---- Stored data

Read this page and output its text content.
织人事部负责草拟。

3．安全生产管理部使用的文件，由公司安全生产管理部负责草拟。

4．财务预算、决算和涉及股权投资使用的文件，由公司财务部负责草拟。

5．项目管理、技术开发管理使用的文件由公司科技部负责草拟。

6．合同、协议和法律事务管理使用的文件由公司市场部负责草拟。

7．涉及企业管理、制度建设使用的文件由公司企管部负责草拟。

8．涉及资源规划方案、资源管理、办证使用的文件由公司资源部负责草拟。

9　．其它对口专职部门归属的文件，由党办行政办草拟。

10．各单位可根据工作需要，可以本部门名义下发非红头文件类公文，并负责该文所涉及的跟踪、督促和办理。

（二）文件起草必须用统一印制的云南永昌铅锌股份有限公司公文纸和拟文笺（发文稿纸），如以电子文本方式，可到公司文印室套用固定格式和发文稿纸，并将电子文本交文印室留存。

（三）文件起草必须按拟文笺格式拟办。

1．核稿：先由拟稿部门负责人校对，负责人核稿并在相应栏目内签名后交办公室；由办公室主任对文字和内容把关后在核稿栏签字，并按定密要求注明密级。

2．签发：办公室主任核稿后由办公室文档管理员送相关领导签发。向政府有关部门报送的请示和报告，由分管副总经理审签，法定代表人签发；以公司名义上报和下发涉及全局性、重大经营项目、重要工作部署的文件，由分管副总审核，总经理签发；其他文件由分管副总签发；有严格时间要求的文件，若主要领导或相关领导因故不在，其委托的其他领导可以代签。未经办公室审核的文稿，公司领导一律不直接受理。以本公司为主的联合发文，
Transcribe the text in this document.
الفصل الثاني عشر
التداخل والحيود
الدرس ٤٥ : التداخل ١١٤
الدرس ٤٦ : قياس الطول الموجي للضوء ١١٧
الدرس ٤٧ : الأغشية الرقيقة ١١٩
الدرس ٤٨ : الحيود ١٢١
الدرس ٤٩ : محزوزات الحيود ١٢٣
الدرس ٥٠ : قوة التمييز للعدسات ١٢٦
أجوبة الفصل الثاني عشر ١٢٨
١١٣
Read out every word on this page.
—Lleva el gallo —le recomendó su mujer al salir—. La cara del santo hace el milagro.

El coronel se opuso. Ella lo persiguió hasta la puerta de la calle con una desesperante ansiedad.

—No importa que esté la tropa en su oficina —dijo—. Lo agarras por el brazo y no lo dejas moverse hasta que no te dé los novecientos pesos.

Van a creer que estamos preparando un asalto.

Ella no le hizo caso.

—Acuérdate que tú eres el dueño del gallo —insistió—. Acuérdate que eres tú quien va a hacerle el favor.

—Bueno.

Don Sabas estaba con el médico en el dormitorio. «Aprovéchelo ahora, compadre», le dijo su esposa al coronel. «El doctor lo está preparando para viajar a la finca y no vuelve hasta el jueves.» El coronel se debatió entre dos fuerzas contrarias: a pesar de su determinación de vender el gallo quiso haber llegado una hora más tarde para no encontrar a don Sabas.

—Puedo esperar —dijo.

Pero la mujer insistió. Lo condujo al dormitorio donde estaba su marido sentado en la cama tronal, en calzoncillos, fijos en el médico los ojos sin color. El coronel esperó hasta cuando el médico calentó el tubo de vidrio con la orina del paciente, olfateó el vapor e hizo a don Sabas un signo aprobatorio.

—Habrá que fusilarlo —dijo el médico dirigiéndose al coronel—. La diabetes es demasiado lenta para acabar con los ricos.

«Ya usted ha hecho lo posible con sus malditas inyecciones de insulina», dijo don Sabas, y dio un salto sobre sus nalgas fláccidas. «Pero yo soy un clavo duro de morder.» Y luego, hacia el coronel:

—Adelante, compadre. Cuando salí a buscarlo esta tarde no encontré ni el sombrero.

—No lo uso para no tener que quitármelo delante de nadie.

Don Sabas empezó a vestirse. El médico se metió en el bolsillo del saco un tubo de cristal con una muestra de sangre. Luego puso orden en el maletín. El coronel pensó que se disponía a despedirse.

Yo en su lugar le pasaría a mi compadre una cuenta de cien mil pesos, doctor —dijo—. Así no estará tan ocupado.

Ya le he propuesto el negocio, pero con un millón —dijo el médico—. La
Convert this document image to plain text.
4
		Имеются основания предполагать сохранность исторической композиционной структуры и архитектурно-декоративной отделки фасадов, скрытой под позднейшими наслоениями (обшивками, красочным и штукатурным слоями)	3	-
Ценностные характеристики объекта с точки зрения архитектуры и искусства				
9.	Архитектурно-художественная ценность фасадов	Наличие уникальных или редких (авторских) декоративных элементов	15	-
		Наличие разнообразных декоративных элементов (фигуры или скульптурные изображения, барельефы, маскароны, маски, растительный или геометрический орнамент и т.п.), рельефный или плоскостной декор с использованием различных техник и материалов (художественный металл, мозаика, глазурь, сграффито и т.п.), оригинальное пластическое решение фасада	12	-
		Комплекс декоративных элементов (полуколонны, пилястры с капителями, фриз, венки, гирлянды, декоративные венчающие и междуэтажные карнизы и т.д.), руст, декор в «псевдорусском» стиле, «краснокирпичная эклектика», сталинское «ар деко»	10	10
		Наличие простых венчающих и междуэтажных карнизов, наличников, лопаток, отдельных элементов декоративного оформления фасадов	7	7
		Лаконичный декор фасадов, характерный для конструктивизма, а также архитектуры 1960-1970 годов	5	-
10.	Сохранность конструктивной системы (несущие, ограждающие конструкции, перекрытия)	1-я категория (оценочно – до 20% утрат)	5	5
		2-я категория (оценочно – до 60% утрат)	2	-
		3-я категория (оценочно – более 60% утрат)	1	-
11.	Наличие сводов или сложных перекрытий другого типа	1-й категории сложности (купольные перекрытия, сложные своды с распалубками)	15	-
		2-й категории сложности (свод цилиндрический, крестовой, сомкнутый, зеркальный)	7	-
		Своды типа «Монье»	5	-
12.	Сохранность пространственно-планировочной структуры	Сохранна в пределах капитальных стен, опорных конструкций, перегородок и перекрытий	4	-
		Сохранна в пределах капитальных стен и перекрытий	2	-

--------

Write out the whole listing again, exactly as it stands.

* Answer for this exercise:
Read this page and output its text content.
织人事部负责草拟。

3．安全生产管理部使用的文件，由公司安全生产管理部负责草拟。

4．财务预算、决算和涉及股权投资使用的文件，由公司财务部负责草拟。

5．项目管理、技术开发管理使用的文件由公司科技部负责草拟。

6．合同、协议和法律事务管理使用的文件由公司市场部负责草拟。

7．涉及企业管理、制度建设使用的文件由公司企管部负责草拟。

8．涉及资源规划方案、资源管理、办证使用的文件由公司资源部负责草拟。

9　．其它对口专职部门归属的文件，由党办行政办草拟。

10．各单位可根据工作需要，可以本部门名义下发非红头文件类公文，并负责该文所涉及的跟踪、督促和办理。

（二）文件起草必须用统一印制的云南永昌铅锌股份有限公司公文纸和拟文笺（发文稿纸），如以电子文本方式，可到公司文印室套用固定格式和发文稿纸，并将电子文本交文印室留存。

（三）文件起草必须按拟文笺格式拟办。

1．核稿：先由拟稿部门负责人校对，负责人核稿并在相应栏目内签名后交办公室；由办公室主任对文字和内容把关后在核稿栏签字，并按定密要求注明密级。

2．签发：办公室主任核稿后由办公室文档管理员送相关领导签发。向政府有关部门报送的请示和报告，由分管副总经理审签，法定代表人签发；以公司名义上报和下发涉及全局性、重大经营项目、重要工作部署的文件，由分管副总审核，总经理签发；其他文件由分管副总签发；有严格时间要求的文件，若主要领导或相关领导因故不在，其委托的其他领导可以代签。未经办公室审核的文稿，公司领导一律不直接受理。以本公司为主的联合发文，
Transcribe the text in this document.
الفصل الثاني عشر
التداخل والحيود
الدرس ٤٥ : التداخل ١١٤
الدرس ٤٦ : قياس الطول الموجي للضوء ١١٧
الدرس ٤٧ : الأغشية الرقيقة ١١٩
الدرس ٤٨ : الحيود ١٢١
الدرس ٤٩ : محزوزات الحيود ١٢٣
الدرس ٥٠ : قوة التمييز للعدسات ١٢٦
أجوبة الفصل الثاني عشر ١٢٨
١١٣
Read out every word on this page.
—Lleva el gallo —le recomendó su mujer al salir—. La cara del santo hace el milagro.

El coronel se opuso. Ella lo persiguió hasta la puerta de la calle con una desesperante ansiedad.

—No importa que esté la tropa en su oficina —dijo—. Lo agarras por el brazo y no lo dejas moverse hasta que no te dé los novecientos pesos.

Van a creer que estamos preparando un asalto.

Ella no le hizo caso.

—Acuérdate que tú eres el dueño del gallo —insistió—. Acuérdate que eres tú quien va a hacerle el favor.

—Bueno.

Don Sabas estaba con el médico en el dormitorio. «Aprovéchelo ahora, compadre», le dijo su esposa al coronel. «El doctor lo está preparando para viajar a la finca y no vuelve hasta el jueves.» El coronel se debatió entre dos fuerzas contrarias: a pesar de su determinación de vender el gallo quiso haber llegado una hora más tarde para no encontrar a don Sabas.

—Puedo esperar —dijo.

Pero la mujer insistió. Lo condujo al dormitorio donde estaba su marido sentado en la cama tronal, en calzoncillos, fijos en el médico los ojos sin color. El coronel esperó hasta cuando el médico calentó el tubo de vidrio con la orina del paciente, olfateó el vapor e hizo a don Sabas un signo aprobatorio.

—Habrá que fusilarlo —dijo el médico dirigiéndose al coronel—. La diabetes es demasiado lenta para acabar con los ricos.

«Ya usted ha hecho lo posible con sus malditas inyecciones de insulina», dijo don Sabas, y dio un salto sobre sus nalgas fláccidas. «Pero yo soy un clavo duro de morder.» Y luego, hacia el coronel:

—Adelante, compadre. Cuando salí a buscarlo esta tarde no encontré ni el sombrero.

—No lo uso para no tener que quitármelo delante de nadie.

Don Sabas empezó a vestirse. El médico se metió en el bolsillo del saco un tubo de cristal con una muestra de sangre. Luego puso orden en el maletín. El coronel pensó que se disponía a despedirse.

Yo en su lugar le pasaría a mi compadre una cuenta de cien mil pesos, doctor —dijo—. Así no estará tan ocupado.

Ya le he propuesto el negocio, pero con un millón —dijo el médico—. La
Convert this document image to plain text.
4
		Имеются основания предполагать сохранность исторической композиционной структуры и архитектурно-декоративной отделки фасадов, скрытой под позднейшими наслоениями (обшивками, красочным и штукатурным слоями)	3	-
Ценностные характеристики объекта с точки зрения архитектуры и искусства				
9.	Архитектурно-художественная ценность фасадов	Наличие уникальных или редких (авторских) декоративных элементов	15	-
		Наличие разнообразных декоративных элементов (фигуры или скульптурные изображения, барельефы, маскароны, маски, растительный или геометрический орнамент и т.п.), рельефный или плоскостной декор с использованием различных техник и материалов (художественный металл, мозаика, глазурь, сграффито и т.п.), оригинальное пластическое решение фасада	12	-
		Комплекс декоративных элементов (полуколонны, пилястры с капителями, фриз, венки, гирлянды, декоративные венчающие и междуэтажные карнизы и т.д.), руст, декор в «псевдорусском» стиле, «краснокирпичная эклектика», сталинское «ар деко»	10	10
		Наличие простых венчающих и междуэтажных карнизов, наличников, лопаток, отдельных элементов декоративного оформления фасадов	7	7
		Лаконичный декор фасадов, характерный для конструктивизма, а также архитектуры 1960-1970 годов	5	-
10.	Сохранность конструктивной системы (несущие, ограждающие конструкции, перекрытия)	1-я категория (оценочно – до 20% утрат)	5	5
		2-я категория (оценочно – до 60% утрат)	2	-
		3-я категория (оценочно – более 60% утрат)	1	-
11.	Наличие сводов или сложных перекрытий другого типа	1-й категории сложности (купольные перекрытия, сложные своды с распалубками)	15	-
		2-й категории сложности (свод цилиндрический, крестовой, сомкнутый, зеркальный)	7	-
		Своды типа «Монье»	5	-
12.	Сохранность пространственно-планировочной структуры	Сохранна в пределах капитальных стен, опорных конструкций, перегородок и перекрытий	4	-
		Сохранна в пределах капитальных стен и перекрытий	2	-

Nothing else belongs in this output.